▶ **WHAT YOU WILL DO**
Compile every line that includes the word "caption".
═════ SUPPLIED INFORMATION ═════
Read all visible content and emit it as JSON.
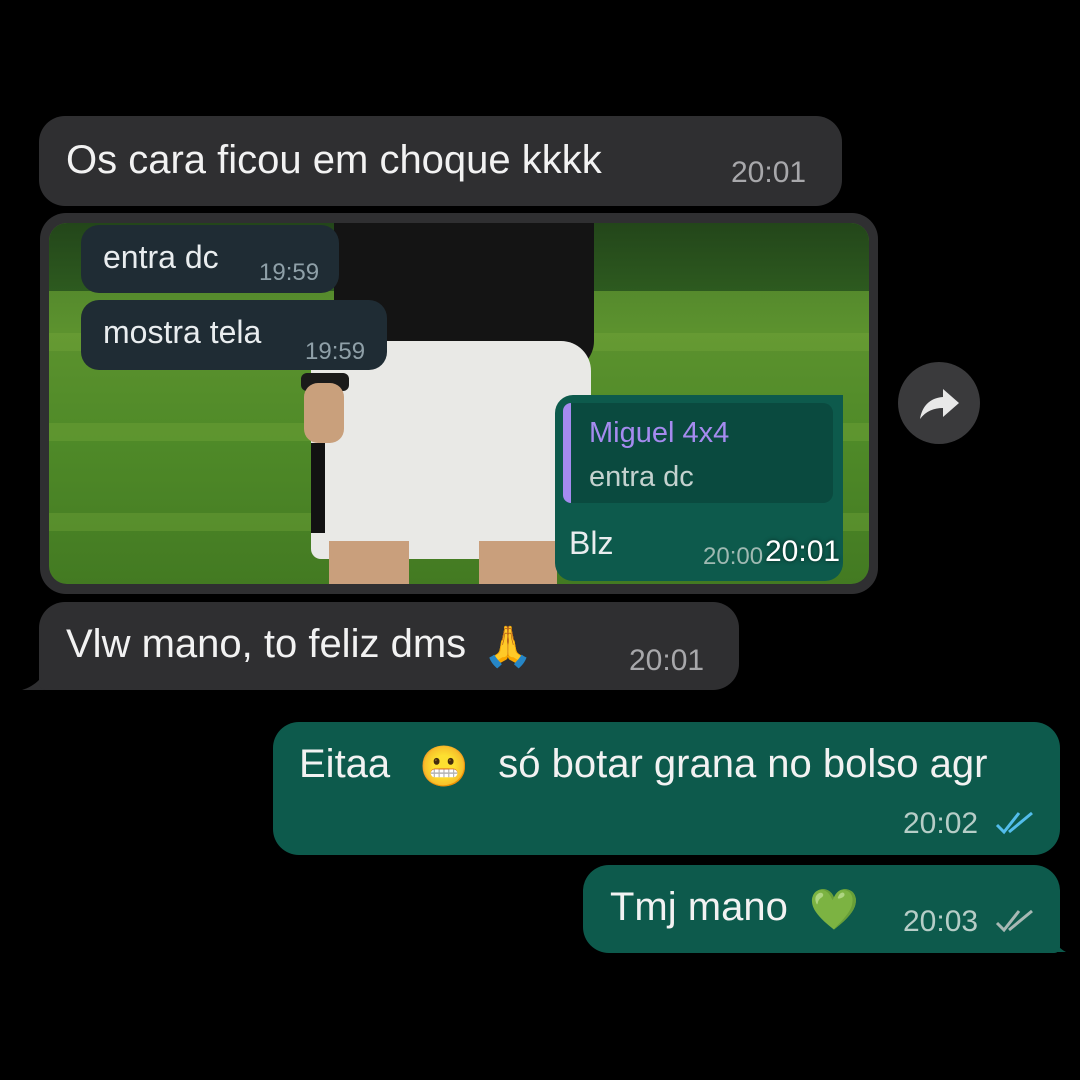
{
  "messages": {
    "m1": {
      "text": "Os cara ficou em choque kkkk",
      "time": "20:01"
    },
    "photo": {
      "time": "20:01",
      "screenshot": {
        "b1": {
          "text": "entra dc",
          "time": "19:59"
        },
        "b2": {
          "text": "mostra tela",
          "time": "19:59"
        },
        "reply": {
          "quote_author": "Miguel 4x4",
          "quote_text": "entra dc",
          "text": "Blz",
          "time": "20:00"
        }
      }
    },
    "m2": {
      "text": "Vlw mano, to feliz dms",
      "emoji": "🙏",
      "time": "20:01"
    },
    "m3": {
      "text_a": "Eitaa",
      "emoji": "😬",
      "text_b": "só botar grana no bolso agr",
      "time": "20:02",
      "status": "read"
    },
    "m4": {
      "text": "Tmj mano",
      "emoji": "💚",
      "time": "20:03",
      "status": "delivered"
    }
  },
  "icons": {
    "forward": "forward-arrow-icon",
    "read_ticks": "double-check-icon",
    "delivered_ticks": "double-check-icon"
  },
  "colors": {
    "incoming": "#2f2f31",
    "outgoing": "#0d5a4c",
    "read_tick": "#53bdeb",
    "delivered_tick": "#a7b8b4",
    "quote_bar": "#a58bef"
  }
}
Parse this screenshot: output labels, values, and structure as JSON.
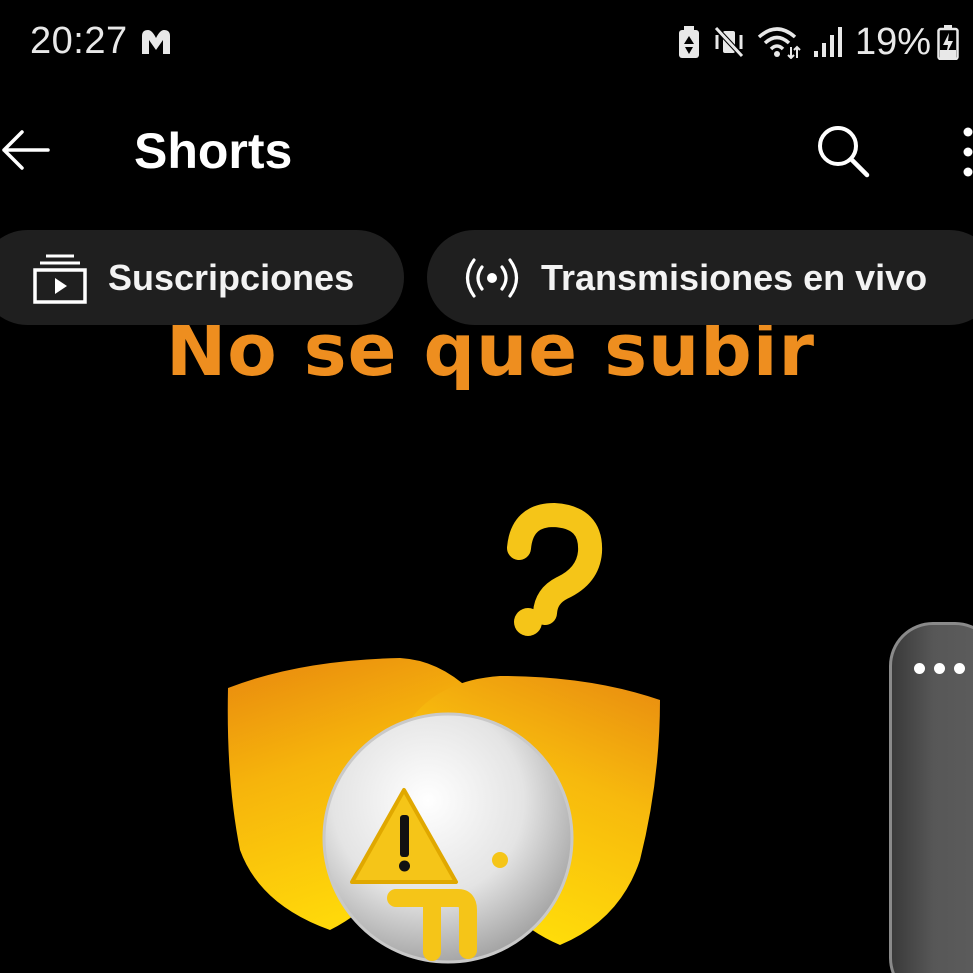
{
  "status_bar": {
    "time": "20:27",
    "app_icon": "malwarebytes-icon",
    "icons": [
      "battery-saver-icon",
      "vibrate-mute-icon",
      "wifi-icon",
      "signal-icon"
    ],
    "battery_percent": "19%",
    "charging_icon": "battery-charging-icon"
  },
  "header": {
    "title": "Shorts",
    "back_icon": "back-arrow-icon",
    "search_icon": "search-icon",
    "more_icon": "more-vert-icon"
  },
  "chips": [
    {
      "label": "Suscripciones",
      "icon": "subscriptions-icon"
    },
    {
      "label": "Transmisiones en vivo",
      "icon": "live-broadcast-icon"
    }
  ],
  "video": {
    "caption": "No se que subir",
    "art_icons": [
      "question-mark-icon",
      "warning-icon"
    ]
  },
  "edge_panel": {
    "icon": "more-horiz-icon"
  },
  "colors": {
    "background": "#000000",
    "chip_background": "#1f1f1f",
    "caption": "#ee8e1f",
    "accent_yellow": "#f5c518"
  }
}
═════
▶ **FINAL ANSWER**
    "caption": "No se que subir",
    "caption": "#ee8e1f",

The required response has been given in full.